From the entries below, work out the number of lines that hold the word "series", and give that number alone.

Dataset excerpt
· · ·

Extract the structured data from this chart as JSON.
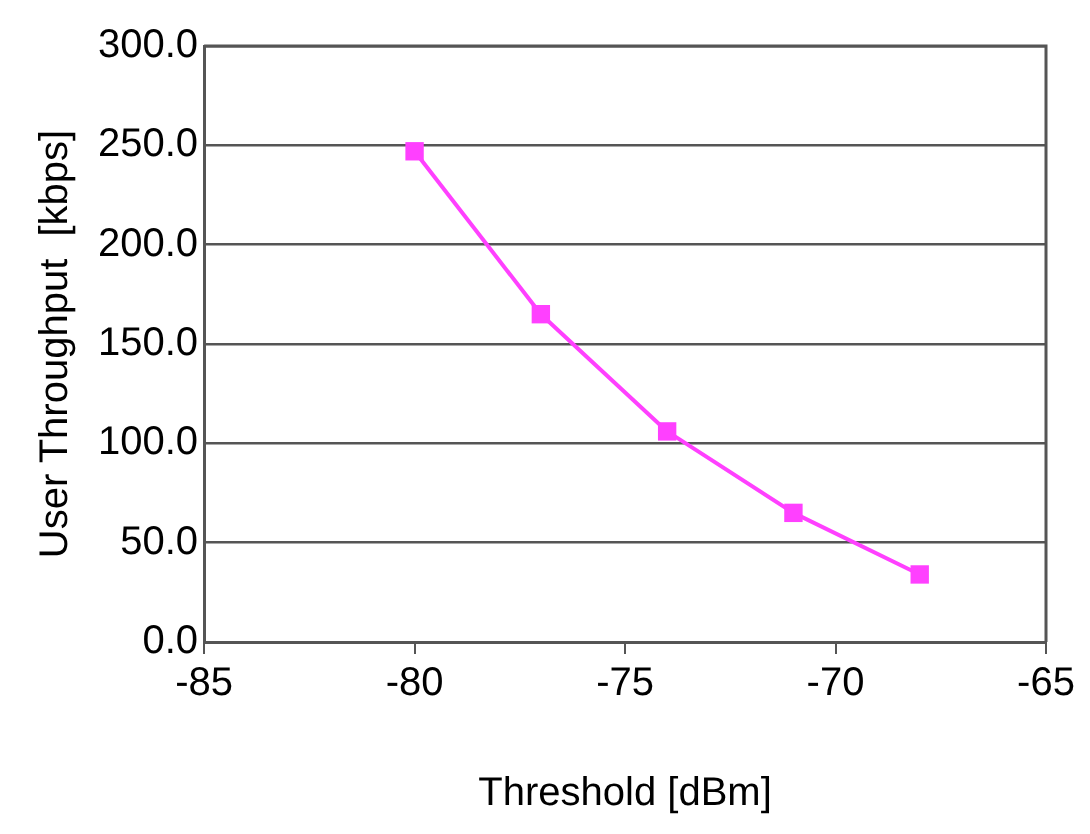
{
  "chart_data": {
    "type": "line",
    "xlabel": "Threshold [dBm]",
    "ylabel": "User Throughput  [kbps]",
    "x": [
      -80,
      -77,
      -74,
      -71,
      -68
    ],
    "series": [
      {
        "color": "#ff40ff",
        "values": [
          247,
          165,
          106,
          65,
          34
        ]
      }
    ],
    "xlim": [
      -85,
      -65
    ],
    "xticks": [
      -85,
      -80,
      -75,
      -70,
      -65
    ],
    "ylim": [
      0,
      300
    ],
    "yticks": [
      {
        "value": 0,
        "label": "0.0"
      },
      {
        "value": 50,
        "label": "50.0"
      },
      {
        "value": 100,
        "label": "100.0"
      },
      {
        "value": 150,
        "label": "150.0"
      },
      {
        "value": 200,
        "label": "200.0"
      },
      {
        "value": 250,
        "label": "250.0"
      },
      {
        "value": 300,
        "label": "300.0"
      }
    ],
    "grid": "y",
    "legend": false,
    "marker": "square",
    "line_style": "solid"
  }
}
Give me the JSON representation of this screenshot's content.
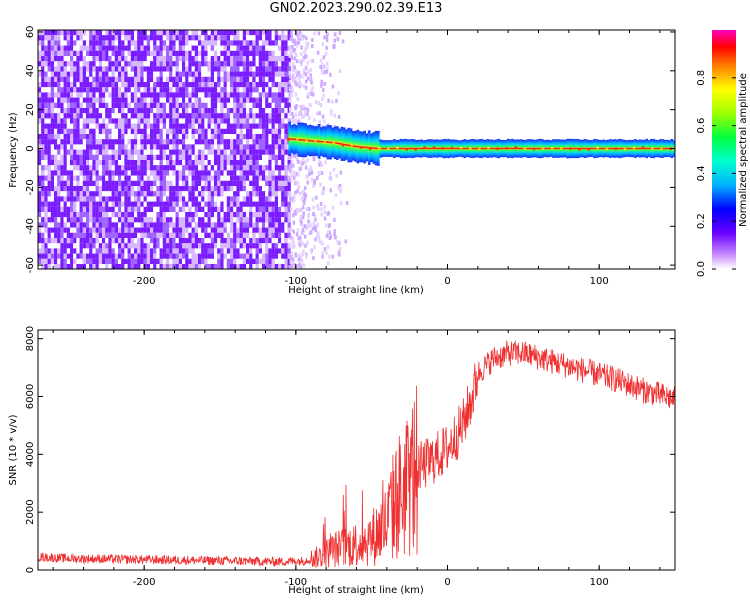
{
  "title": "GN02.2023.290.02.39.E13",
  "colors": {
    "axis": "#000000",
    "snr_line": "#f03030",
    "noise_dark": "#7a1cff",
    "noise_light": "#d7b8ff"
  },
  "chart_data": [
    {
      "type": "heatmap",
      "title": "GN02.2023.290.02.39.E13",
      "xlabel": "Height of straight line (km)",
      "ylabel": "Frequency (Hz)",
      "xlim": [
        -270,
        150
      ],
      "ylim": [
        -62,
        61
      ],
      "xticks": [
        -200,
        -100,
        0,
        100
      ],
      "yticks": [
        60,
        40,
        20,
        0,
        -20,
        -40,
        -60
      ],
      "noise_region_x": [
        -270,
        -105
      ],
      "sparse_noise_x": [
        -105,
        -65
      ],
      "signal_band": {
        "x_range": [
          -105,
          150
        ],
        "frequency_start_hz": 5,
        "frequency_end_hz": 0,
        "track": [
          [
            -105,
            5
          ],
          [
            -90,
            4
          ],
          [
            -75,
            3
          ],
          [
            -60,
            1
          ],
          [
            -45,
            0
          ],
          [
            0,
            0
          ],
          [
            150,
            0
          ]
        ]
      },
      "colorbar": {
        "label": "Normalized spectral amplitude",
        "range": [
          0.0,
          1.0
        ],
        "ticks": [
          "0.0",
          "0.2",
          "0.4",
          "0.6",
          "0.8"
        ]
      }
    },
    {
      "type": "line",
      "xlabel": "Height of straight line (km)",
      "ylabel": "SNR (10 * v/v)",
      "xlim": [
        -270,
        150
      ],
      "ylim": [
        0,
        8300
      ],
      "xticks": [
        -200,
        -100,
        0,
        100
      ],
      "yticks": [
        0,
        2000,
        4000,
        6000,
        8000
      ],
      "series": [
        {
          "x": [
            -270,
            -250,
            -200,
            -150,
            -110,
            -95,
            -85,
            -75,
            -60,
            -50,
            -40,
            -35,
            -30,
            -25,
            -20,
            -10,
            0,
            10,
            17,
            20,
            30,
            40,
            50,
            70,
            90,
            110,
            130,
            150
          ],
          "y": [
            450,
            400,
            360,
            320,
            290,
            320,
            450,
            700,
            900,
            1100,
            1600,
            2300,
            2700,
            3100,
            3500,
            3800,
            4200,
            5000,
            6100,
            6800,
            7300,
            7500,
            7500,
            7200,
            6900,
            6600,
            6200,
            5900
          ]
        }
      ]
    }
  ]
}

· · ·

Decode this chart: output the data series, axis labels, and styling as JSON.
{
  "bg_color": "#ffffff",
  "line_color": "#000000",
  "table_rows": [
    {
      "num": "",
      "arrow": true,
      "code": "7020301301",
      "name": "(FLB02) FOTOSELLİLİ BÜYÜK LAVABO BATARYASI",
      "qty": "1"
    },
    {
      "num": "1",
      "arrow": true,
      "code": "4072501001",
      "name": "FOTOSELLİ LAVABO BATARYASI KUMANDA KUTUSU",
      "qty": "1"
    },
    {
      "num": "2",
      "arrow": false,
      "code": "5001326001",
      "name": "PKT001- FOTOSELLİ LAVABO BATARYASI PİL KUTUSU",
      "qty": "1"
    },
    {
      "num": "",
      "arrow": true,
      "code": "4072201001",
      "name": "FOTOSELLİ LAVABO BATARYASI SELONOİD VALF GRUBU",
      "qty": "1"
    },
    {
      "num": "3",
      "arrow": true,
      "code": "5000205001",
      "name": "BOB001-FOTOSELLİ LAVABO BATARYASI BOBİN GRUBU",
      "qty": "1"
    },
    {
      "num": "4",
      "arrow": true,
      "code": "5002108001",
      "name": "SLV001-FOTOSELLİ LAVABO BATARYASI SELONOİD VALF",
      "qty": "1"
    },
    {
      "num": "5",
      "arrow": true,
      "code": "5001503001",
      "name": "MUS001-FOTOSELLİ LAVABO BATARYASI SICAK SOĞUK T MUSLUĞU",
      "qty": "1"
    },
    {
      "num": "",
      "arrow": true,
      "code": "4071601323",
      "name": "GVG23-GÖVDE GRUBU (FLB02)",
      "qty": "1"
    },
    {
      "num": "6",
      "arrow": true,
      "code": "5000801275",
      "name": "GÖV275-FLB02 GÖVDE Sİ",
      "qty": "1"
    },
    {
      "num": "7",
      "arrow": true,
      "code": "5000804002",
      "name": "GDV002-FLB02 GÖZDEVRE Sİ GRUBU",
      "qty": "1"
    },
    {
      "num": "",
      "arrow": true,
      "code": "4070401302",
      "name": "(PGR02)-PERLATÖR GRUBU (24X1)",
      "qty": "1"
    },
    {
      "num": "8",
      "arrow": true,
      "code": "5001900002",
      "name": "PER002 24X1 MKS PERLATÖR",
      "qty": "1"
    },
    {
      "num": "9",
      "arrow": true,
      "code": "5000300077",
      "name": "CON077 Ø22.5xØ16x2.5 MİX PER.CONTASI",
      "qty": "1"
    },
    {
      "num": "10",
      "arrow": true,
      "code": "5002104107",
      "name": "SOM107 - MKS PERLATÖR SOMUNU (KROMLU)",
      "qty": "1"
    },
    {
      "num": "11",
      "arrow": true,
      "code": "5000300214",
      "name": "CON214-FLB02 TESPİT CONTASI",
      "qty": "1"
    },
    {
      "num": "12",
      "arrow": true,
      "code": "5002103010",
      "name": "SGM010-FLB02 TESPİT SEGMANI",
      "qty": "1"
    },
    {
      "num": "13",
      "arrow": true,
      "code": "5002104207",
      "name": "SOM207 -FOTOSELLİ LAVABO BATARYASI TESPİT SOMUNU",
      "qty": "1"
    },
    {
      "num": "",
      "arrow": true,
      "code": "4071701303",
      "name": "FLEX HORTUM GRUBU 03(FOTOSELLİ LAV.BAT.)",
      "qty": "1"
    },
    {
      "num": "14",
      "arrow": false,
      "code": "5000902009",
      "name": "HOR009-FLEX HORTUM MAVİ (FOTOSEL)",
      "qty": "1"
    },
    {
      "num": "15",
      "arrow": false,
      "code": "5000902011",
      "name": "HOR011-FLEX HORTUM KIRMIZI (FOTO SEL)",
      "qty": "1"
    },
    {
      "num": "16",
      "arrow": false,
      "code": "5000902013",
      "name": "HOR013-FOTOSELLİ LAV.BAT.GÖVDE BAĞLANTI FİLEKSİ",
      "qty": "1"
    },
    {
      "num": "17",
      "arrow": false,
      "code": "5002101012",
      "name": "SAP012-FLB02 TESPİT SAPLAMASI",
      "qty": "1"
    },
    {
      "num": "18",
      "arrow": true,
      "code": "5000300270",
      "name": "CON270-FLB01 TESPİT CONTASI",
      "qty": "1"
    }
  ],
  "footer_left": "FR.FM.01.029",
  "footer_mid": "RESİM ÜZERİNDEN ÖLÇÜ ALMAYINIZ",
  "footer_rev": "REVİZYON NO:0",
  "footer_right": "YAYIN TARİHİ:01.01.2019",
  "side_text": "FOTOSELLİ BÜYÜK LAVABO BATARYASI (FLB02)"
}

· · ·

Solution to this exercise
3